(Data records)
───
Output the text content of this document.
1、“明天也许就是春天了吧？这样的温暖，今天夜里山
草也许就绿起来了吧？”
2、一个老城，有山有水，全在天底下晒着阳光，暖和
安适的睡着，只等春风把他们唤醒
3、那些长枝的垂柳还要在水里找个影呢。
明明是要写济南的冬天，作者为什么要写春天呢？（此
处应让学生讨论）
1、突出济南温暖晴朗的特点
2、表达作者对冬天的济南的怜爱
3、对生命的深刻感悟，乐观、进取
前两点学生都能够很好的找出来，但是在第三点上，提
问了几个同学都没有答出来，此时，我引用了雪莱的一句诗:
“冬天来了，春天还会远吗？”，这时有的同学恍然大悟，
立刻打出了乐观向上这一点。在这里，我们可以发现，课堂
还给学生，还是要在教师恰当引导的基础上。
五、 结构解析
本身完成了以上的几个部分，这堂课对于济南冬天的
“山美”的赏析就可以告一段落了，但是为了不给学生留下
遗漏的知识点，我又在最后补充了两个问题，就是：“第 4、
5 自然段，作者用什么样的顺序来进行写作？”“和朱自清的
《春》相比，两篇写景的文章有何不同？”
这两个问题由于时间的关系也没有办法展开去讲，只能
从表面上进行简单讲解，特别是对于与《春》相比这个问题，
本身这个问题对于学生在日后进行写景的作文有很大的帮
───
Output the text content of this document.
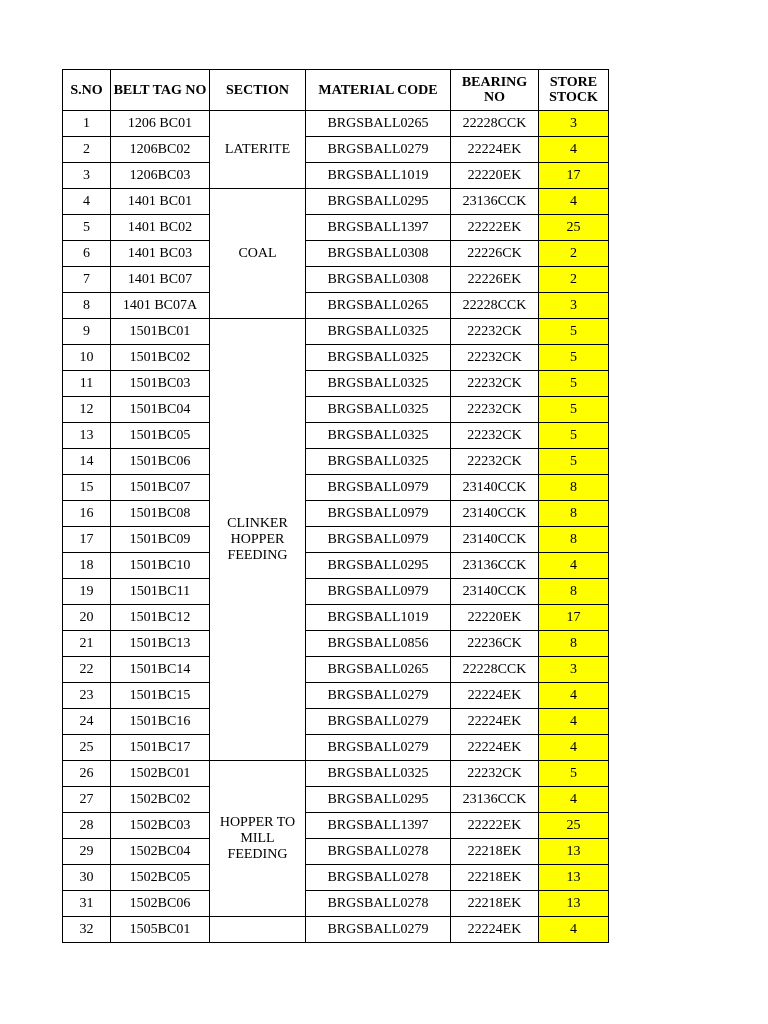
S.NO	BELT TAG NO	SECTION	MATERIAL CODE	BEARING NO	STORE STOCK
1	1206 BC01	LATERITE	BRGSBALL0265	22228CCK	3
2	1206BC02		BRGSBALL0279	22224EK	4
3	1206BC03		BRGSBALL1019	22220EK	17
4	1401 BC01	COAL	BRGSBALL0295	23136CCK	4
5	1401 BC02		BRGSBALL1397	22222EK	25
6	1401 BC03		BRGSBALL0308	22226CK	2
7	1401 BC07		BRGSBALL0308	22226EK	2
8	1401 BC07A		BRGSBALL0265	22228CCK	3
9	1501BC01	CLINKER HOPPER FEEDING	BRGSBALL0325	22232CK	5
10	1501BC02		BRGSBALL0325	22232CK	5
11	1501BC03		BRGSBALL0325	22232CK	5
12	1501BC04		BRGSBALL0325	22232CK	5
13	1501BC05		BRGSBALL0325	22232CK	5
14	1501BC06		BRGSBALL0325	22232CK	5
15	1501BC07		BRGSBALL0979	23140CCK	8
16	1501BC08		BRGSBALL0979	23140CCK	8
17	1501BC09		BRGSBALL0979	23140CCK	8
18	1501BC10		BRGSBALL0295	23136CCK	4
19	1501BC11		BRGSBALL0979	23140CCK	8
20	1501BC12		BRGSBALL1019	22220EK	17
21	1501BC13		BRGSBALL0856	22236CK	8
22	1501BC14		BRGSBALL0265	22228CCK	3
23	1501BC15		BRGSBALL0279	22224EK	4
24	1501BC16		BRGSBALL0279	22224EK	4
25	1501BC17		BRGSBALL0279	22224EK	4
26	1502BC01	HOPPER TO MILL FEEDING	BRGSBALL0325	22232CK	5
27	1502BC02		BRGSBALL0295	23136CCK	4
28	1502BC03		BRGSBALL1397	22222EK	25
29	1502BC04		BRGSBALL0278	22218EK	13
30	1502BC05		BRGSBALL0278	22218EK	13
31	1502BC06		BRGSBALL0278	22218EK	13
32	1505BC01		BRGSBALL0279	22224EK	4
───
» **WORK REQUIRED**:
Scan the material and collect every line that contains "FEEDING".

» **ANSWER TO THIS TASK**:
9	1501BC01	CLINKER HOPPER FEEDING	BRGSBALL0325	22232CK	5
26	1502BC01	HOPPER TO MILL FEEDING	BRGSBALL0325	22232CK	5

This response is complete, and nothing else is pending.